◆ **What the task asks**:
Make an exact copy of the records, dropping all pictures.

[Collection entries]
########################################

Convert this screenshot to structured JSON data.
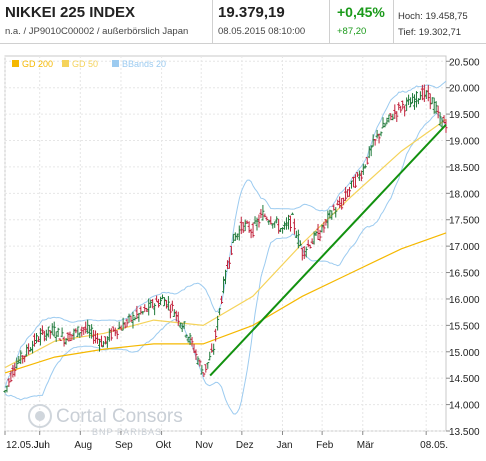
{
  "header": {
    "name": "NIKKEI 225 INDEX",
    "sub": "n.a. / JP9010C00002 / außerbörslich Japan",
    "price": "19.379,19",
    "datetime": "08.05.2015 08:10:00",
    "change_pct": "+0,45%",
    "change_abs": "+87,20",
    "high": "Hoch: 19.458,75",
    "low": "Tief: 19.302,71"
  },
  "legend": [
    {
      "label": "GD 200",
      "color": "#f5b800"
    },
    {
      "label": "GD 50",
      "color": "#f5d35a"
    },
    {
      "label": "BBands 20",
      "color": "#9ccbf0"
    }
  ],
  "watermark": {
    "line1": "Cortal Consors",
    "line2": "BNP PARIBAS"
  },
  "colors": {
    "up": "#1f7a3a",
    "down": "#c0203a",
    "trend": "#12910f",
    "gd200": "#f5b800",
    "gd50": "#f5d35a",
    "bb": "#9ccbf0"
  },
  "chart_data": {
    "type": "candlestick",
    "x_tick_labels": [
      "12.05.Jun",
      "Jul",
      "Aug",
      "Sep",
      "Okt",
      "Nov",
      "Dez",
      "Jan",
      "Feb",
      "Mär",
      "08.05."
    ],
    "y_ticks": [
      13.5,
      14.0,
      14.5,
      15.0,
      15.5,
      16.0,
      16.5,
      17.0,
      17.5,
      18.0,
      18.5,
      19.0,
      19.5,
      20.0,
      20.5
    ],
    "y_tick_labels": [
      "13.500",
      "14.000",
      "14.500",
      "15.000",
      "15.500",
      "16.000",
      "16.500",
      "17.000",
      "17.500",
      "18.000",
      "18.500",
      "19.000",
      "19.500",
      "20.000",
      "20.500"
    ],
    "ylim": [
      13.5,
      20.6
    ],
    "y_unit": "thousands",
    "close_path": [
      [
        0,
        14.25
      ],
      [
        10,
        14.75
      ],
      [
        20,
        14.95
      ],
      [
        30,
        15.2
      ],
      [
        40,
        15.35
      ],
      [
        50,
        15.4
      ],
      [
        60,
        15.25
      ],
      [
        70,
        15.35
      ],
      [
        80,
        15.45
      ],
      [
        90,
        15.3
      ],
      [
        100,
        15.15
      ],
      [
        110,
        15.4
      ],
      [
        120,
        15.5
      ],
      [
        130,
        15.65
      ],
      [
        140,
        15.75
      ],
      [
        150,
        15.9
      ],
      [
        160,
        16.0
      ],
      [
        170,
        15.8
      ],
      [
        180,
        15.5
      ],
      [
        190,
        15.1
      ],
      [
        200,
        14.6
      ],
      [
        210,
        15.0
      ],
      [
        220,
        16.2
      ],
      [
        230,
        17.1
      ],
      [
        240,
        17.4
      ],
      [
        250,
        17.3
      ],
      [
        260,
        17.6
      ],
      [
        270,
        17.5
      ],
      [
        280,
        17.3
      ],
      [
        290,
        17.5
      ],
      [
        300,
        16.9
      ],
      [
        310,
        17.1
      ],
      [
        320,
        17.3
      ],
      [
        330,
        17.65
      ],
      [
        340,
        17.8
      ],
      [
        350,
        18.15
      ],
      [
        360,
        18.4
      ],
      [
        370,
        18.85
      ],
      [
        380,
        19.2
      ],
      [
        390,
        19.45
      ],
      [
        400,
        19.65
      ],
      [
        410,
        19.7
      ],
      [
        420,
        19.9
      ],
      [
        430,
        19.8
      ],
      [
        440,
        19.35
      ]
    ],
    "gd200": [
      [
        0,
        14.6
      ],
      [
        50,
        14.9
      ],
      [
        100,
        15.05
      ],
      [
        150,
        15.15
      ],
      [
        200,
        15.15
      ],
      [
        250,
        15.5
      ],
      [
        300,
        16.05
      ],
      [
        350,
        16.5
      ],
      [
        400,
        16.95
      ],
      [
        445,
        17.25
      ]
    ],
    "gd50": [
      [
        0,
        14.7
      ],
      [
        50,
        15.2
      ],
      [
        100,
        15.35
      ],
      [
        150,
        15.6
      ],
      [
        200,
        15.5
      ],
      [
        250,
        16.05
      ],
      [
        300,
        17.05
      ],
      [
        350,
        17.95
      ],
      [
        400,
        18.8
      ],
      [
        445,
        19.4
      ]
    ],
    "trendline": [
      [
        207,
        14.55
      ],
      [
        445,
        19.3
      ]
    ]
  }
}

########################################

◆ **Response to this task**:
Convert this screenshot to structured JSON data.
{
  "header": {
    "name": "NIKKEI 225 INDEX",
    "sub": "n.a. / JP9010C00002 / außerbörslich Japan",
    "price": "19.379,19",
    "datetime": "08.05.2015 08:10:00",
    "change_pct": "+0,45%",
    "change_abs": "+87,20",
    "high": "Hoch: 19.458,75",
    "low": "Tief: 19.302,71"
  },
  "legend": [
    {
      "label": "GD 200",
      "color": "#f5b800"
    },
    {
      "label": "GD 50",
      "color": "#f5d35a"
    },
    {
      "label": "BBands 20",
      "color": "#9ccbf0"
    }
  ],
  "watermark": {
    "line1": "Cortal Consors",
    "line2": "BNP PARIBAS"
  },
  "colors": {
    "up": "#1f7a3a",
    "down": "#c0203a",
    "trend": "#12910f",
    "gd200": "#f5b800",
    "gd50": "#f5d35a",
    "bb": "#9ccbf0"
  },
  "chart_data": {
    "type": "candlestick",
    "x_tick_labels": [
      "12.05.Jun",
      "Jul",
      "Aug",
      "Sep",
      "Okt",
      "Nov",
      "Dez",
      "Jan",
      "Feb",
      "Mär",
      "08.05."
    ],
    "y_ticks": [
      13.5,
      14.0,
      14.5,
      15.0,
      15.5,
      16.0,
      16.5,
      17.0,
      17.5,
      18.0,
      18.5,
      19.0,
      19.5,
      20.0,
      20.5
    ],
    "y_tick_labels": [
      "13.500",
      "14.000",
      "14.500",
      "15.000",
      "15.500",
      "16.000",
      "16.500",
      "17.000",
      "17.500",
      "18.000",
      "18.500",
      "19.000",
      "19.500",
      "20.000",
      "20.500"
    ],
    "ylim": [
      13.5,
      20.6
    ],
    "y_unit": "thousands",
    "close_path": [
      [
        0,
        14.25
      ],
      [
        10,
        14.75
      ],
      [
        20,
        14.95
      ],
      [
        30,
        15.2
      ],
      [
        40,
        15.35
      ],
      [
        50,
        15.4
      ],
      [
        60,
        15.25
      ],
      [
        70,
        15.35
      ],
      [
        80,
        15.45
      ],
      [
        90,
        15.3
      ],
      [
        100,
        15.15
      ],
      [
        110,
        15.4
      ],
      [
        120,
        15.5
      ],
      [
        130,
        15.65
      ],
      [
        140,
        15.75
      ],
      [
        150,
        15.9
      ],
      [
        160,
        16.0
      ],
      [
        170,
        15.8
      ],
      [
        180,
        15.5
      ],
      [
        190,
        15.1
      ],
      [
        200,
        14.6
      ],
      [
        210,
        15.0
      ],
      [
        220,
        16.2
      ],
      [
        230,
        17.1
      ],
      [
        240,
        17.4
      ],
      [
        250,
        17.3
      ],
      [
        260,
        17.6
      ],
      [
        270,
        17.5
      ],
      [
        280,
        17.3
      ],
      [
        290,
        17.5
      ],
      [
        300,
        16.9
      ],
      [
        310,
        17.1
      ],
      [
        320,
        17.3
      ],
      [
        330,
        17.65
      ],
      [
        340,
        17.8
      ],
      [
        350,
        18.15
      ],
      [
        360,
        18.4
      ],
      [
        370,
        18.85
      ],
      [
        380,
        19.2
      ],
      [
        390,
        19.45
      ],
      [
        400,
        19.65
      ],
      [
        410,
        19.7
      ],
      [
        420,
        19.9
      ],
      [
        430,
        19.8
      ],
      [
        440,
        19.35
      ]
    ],
    "gd200": [
      [
        0,
        14.6
      ],
      [
        50,
        14.9
      ],
      [
        100,
        15.05
      ],
      [
        150,
        15.15
      ],
      [
        200,
        15.15
      ],
      [
        250,
        15.5
      ],
      [
        300,
        16.05
      ],
      [
        350,
        16.5
      ],
      [
        400,
        16.95
      ],
      [
        445,
        17.25
      ]
    ],
    "gd50": [
      [
        0,
        14.7
      ],
      [
        50,
        15.2
      ],
      [
        100,
        15.35
      ],
      [
        150,
        15.6
      ],
      [
        200,
        15.5
      ],
      [
        250,
        16.05
      ],
      [
        300,
        17.05
      ],
      [
        350,
        17.95
      ],
      [
        400,
        18.8
      ],
      [
        445,
        19.4
      ]
    ],
    "trendline": [
      [
        207,
        14.55
      ],
      [
        445,
        19.3
      ]
    ]
  }
}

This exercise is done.